What needs to be done
Write the entries out again exactly as they stand, but without the pictures.

Dataset rows about figures:
****
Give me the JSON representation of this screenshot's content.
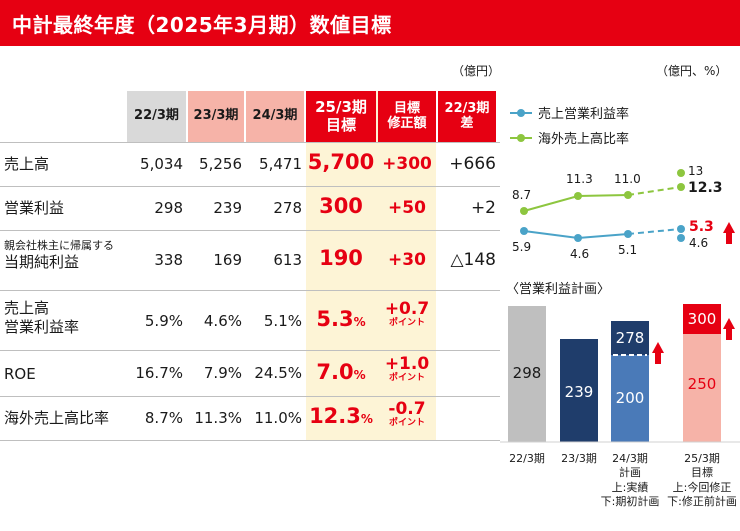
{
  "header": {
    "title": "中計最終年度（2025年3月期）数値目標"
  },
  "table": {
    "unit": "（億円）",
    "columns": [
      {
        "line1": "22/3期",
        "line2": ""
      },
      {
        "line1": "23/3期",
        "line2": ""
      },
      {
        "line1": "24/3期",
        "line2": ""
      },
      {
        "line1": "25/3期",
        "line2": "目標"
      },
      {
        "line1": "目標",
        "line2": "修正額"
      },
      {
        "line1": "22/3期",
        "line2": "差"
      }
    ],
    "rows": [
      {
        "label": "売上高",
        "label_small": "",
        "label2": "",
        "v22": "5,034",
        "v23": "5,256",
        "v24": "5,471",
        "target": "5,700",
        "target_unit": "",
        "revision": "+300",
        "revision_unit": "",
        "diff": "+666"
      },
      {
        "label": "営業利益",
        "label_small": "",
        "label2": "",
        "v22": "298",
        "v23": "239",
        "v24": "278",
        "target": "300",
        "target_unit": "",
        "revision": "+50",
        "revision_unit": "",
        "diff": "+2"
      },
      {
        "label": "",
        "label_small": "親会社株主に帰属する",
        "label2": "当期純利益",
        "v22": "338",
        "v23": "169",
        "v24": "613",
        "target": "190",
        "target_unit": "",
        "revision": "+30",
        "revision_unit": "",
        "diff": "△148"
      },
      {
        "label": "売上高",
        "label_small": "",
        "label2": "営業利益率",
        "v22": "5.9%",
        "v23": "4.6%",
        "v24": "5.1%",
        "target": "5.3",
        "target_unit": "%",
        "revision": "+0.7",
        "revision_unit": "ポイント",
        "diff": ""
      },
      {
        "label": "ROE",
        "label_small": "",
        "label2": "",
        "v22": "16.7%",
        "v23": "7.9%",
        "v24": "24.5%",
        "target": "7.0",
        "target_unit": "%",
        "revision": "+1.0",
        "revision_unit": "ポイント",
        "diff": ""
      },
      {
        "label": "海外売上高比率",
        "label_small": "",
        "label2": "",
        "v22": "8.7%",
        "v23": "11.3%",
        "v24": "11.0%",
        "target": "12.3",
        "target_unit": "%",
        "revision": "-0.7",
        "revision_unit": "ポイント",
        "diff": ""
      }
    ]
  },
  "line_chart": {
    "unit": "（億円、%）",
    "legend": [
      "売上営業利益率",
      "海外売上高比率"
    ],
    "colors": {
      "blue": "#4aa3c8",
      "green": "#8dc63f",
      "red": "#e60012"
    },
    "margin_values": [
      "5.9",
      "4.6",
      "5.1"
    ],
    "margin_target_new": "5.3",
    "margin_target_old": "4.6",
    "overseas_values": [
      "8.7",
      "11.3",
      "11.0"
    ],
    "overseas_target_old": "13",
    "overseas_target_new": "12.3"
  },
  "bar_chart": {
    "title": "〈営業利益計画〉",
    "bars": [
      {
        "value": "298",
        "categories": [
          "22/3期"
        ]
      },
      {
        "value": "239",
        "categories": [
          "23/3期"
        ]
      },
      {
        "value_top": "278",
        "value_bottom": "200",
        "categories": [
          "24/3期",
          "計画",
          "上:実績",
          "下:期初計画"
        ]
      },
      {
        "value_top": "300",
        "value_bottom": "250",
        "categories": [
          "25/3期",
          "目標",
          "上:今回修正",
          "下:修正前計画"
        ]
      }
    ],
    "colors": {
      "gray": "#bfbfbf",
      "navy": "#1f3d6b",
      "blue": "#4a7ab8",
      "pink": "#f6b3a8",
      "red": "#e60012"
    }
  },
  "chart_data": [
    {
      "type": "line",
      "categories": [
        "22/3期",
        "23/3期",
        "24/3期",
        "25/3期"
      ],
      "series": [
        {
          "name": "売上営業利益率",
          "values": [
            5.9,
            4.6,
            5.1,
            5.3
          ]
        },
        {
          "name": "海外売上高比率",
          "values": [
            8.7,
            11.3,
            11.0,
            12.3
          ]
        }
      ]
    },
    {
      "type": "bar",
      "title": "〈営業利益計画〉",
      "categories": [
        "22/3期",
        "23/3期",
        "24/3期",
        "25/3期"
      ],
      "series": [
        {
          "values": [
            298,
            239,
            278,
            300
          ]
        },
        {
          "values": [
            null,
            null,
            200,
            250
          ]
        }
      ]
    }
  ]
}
****
Answer below
Give me the JSON representation of this screenshot's content.
{
  "header": {
    "title": "中計最終年度（2025年3月期）数値目標"
  },
  "table": {
    "unit": "（億円）",
    "columns": [
      {
        "line1": "22/3期",
        "line2": ""
      },
      {
        "line1": "23/3期",
        "line2": ""
      },
      {
        "line1": "24/3期",
        "line2": ""
      },
      {
        "line1": "25/3期",
        "line2": "目標"
      },
      {
        "line1": "目標",
        "line2": "修正額"
      },
      {
        "line1": "22/3期",
        "line2": "差"
      }
    ],
    "rows": [
      {
        "label": "売上高",
        "label_small": "",
        "label2": "",
        "v22": "5,034",
        "v23": "5,256",
        "v24": "5,471",
        "target": "5,700",
        "target_unit": "",
        "revision": "+300",
        "revision_unit": "",
        "diff": "+666"
      },
      {
        "label": "営業利益",
        "label_small": "",
        "label2": "",
        "v22": "298",
        "v23": "239",
        "v24": "278",
        "target": "300",
        "target_unit": "",
        "revision": "+50",
        "revision_unit": "",
        "diff": "+2"
      },
      {
        "label": "",
        "label_small": "親会社株主に帰属する",
        "label2": "当期純利益",
        "v22": "338",
        "v23": "169",
        "v24": "613",
        "target": "190",
        "target_unit": "",
        "revision": "+30",
        "revision_unit": "",
        "diff": "△148"
      },
      {
        "label": "売上高",
        "label_small": "",
        "label2": "営業利益率",
        "v22": "5.9%",
        "v23": "4.6%",
        "v24": "5.1%",
        "target": "5.3",
        "target_unit": "%",
        "revision": "+0.7",
        "revision_unit": "ポイント",
        "diff": ""
      },
      {
        "label": "ROE",
        "label_small": "",
        "label2": "",
        "v22": "16.7%",
        "v23": "7.9%",
        "v24": "24.5%",
        "target": "7.0",
        "target_unit": "%",
        "revision": "+1.0",
        "revision_unit": "ポイント",
        "diff": ""
      },
      {
        "label": "海外売上高比率",
        "label_small": "",
        "label2": "",
        "v22": "8.7%",
        "v23": "11.3%",
        "v24": "11.0%",
        "target": "12.3",
        "target_unit": "%",
        "revision": "-0.7",
        "revision_unit": "ポイント",
        "diff": ""
      }
    ]
  },
  "line_chart": {
    "unit": "（億円、%）",
    "legend": [
      "売上営業利益率",
      "海外売上高比率"
    ],
    "colors": {
      "blue": "#4aa3c8",
      "green": "#8dc63f",
      "red": "#e60012"
    },
    "margin_values": [
      "5.9",
      "4.6",
      "5.1"
    ],
    "margin_target_new": "5.3",
    "margin_target_old": "4.6",
    "overseas_values": [
      "8.7",
      "11.3",
      "11.0"
    ],
    "overseas_target_old": "13",
    "overseas_target_new": "12.3"
  },
  "bar_chart": {
    "title": "〈営業利益計画〉",
    "bars": [
      {
        "value": "298",
        "categories": [
          "22/3期"
        ]
      },
      {
        "value": "239",
        "categories": [
          "23/3期"
        ]
      },
      {
        "value_top": "278",
        "value_bottom": "200",
        "categories": [
          "24/3期",
          "計画",
          "上:実績",
          "下:期初計画"
        ]
      },
      {
        "value_top": "300",
        "value_bottom": "250",
        "categories": [
          "25/3期",
          "目標",
          "上:今回修正",
          "下:修正前計画"
        ]
      }
    ],
    "colors": {
      "gray": "#bfbfbf",
      "navy": "#1f3d6b",
      "blue": "#4a7ab8",
      "pink": "#f6b3a8",
      "red": "#e60012"
    }
  },
  "chart_data": [
    {
      "type": "line",
      "categories": [
        "22/3期",
        "23/3期",
        "24/3期",
        "25/3期"
      ],
      "series": [
        {
          "name": "売上営業利益率",
          "values": [
            5.9,
            4.6,
            5.1,
            5.3
          ]
        },
        {
          "name": "海外売上高比率",
          "values": [
            8.7,
            11.3,
            11.0,
            12.3
          ]
        }
      ]
    },
    {
      "type": "bar",
      "title": "〈営業利益計画〉",
      "categories": [
        "22/3期",
        "23/3期",
        "24/3期",
        "25/3期"
      ],
      "series": [
        {
          "values": [
            298,
            239,
            278,
            300
          ]
        },
        {
          "values": [
            null,
            null,
            200,
            250
          ]
        }
      ]
    }
  ]
}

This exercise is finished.